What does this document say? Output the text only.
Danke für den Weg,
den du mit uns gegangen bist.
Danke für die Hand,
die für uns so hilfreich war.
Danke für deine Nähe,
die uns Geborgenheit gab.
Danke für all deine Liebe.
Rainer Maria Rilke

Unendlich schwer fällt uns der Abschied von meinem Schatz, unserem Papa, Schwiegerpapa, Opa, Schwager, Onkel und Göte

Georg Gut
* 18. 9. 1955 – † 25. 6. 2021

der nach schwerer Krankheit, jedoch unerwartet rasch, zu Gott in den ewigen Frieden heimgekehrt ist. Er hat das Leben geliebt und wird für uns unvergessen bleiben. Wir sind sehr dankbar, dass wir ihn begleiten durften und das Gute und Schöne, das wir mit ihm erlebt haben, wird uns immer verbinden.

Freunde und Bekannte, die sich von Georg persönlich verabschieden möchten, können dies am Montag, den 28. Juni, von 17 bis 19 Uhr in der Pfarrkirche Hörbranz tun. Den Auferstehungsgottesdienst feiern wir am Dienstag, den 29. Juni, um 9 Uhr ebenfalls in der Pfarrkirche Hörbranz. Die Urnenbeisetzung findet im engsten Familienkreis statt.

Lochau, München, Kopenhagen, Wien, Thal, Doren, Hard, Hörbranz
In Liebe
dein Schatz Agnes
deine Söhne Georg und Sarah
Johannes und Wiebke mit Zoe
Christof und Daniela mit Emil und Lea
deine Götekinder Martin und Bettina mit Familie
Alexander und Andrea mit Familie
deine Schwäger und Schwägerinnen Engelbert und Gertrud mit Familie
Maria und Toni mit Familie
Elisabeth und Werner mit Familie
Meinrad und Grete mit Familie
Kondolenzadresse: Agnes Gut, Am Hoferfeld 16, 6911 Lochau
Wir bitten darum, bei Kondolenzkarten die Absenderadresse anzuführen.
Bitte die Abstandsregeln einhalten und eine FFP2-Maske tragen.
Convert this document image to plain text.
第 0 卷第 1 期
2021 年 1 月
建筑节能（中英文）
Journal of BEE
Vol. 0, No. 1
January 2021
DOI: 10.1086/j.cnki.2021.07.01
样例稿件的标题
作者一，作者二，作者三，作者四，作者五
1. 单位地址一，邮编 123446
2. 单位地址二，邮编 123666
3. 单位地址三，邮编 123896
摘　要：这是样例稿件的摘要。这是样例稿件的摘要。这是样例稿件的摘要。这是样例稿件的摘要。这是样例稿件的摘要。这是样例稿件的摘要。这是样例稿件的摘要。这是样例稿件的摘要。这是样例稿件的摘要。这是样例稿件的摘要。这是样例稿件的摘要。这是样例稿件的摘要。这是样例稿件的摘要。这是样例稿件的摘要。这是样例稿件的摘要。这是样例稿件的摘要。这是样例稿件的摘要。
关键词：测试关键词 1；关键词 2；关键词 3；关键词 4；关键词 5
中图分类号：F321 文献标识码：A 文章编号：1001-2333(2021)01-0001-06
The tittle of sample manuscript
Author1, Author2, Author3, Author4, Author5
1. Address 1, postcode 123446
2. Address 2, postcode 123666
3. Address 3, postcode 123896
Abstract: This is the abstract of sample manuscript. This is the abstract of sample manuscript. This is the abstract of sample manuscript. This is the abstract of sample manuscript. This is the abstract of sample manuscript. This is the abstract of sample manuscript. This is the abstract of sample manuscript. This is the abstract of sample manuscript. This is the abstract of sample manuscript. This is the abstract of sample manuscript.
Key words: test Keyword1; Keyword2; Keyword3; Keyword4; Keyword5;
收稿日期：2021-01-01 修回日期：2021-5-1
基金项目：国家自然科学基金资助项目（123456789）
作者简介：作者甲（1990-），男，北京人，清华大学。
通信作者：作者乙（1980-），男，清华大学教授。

========

Given problem:
Write out exactly the lines of the entries above that run from the line containing "Convert this document image to plain text." through the last line, including both.

Written solution:
Convert this document image to plain text.
第 0 卷第 1 期
2021 年 1 月
建筑节能（中英文）
Journal of BEE
Vol. 0, No. 1
January 2021
DOI: 10.1086/j.cnki.2021.07.01
样例稿件的标题
作者一，作者二，作者三，作者四，作者五
1. 单位地址一，邮编 123446
2. 单位地址二，邮编 123666
3. 单位地址三，邮编 123896
摘　要：这是样例稿件的摘要。这是样例稿件的摘要。这是样例稿件的摘要。这是样例稿件的摘要。这是样例稿件的摘要。这是样例稿件的摘要。这是样例稿件的摘要。这是样例稿件的摘要。这是样例稿件的摘要。这是样例稿件的摘要。这是样例稿件的摘要。这是样例稿件的摘要。这是样例稿件的摘要。这是样例稿件的摘要。这是样例稿件的摘要。这是样例稿件的摘要。这是样例稿件的摘要。
关键词：测试关键词 1；关键词 2；关键词 3；关键词 4；关键词 5
中图分类号：F321 文献标识码：A 文章编号：1001-2333(2021)01-0001-06
The tittle of sample manuscript
Author1, Author2, Author3, Author4, Author5
1. Address 1, postcode 123446
2. Address 2, postcode 123666
3. Address 3, postcode 123896
Abstract: This is the abstract of sample manuscript. This is the abstract of sample manuscript. This is the abstract of sample manuscript. This is the abstract of sample manuscript. This is the abstract of sample manuscript. This is the abstract of sample manuscript. This is the abstract of sample manuscript. This is the abstract of sample manuscript. This is the abstract of sample manuscript. This is the abstract of sample manuscript.
Key words: test Keyword1; Keyword2; Keyword3; Keyword4; Keyword5;
收稿日期：2021-01-01 修回日期：2021-5-1
基金项目：国家自然科学基金资助项目（123456789）
作者简介：作者甲（1990-），男，北京人，清华大学。
通信作者：作者乙（1980-），男，清华大学教授。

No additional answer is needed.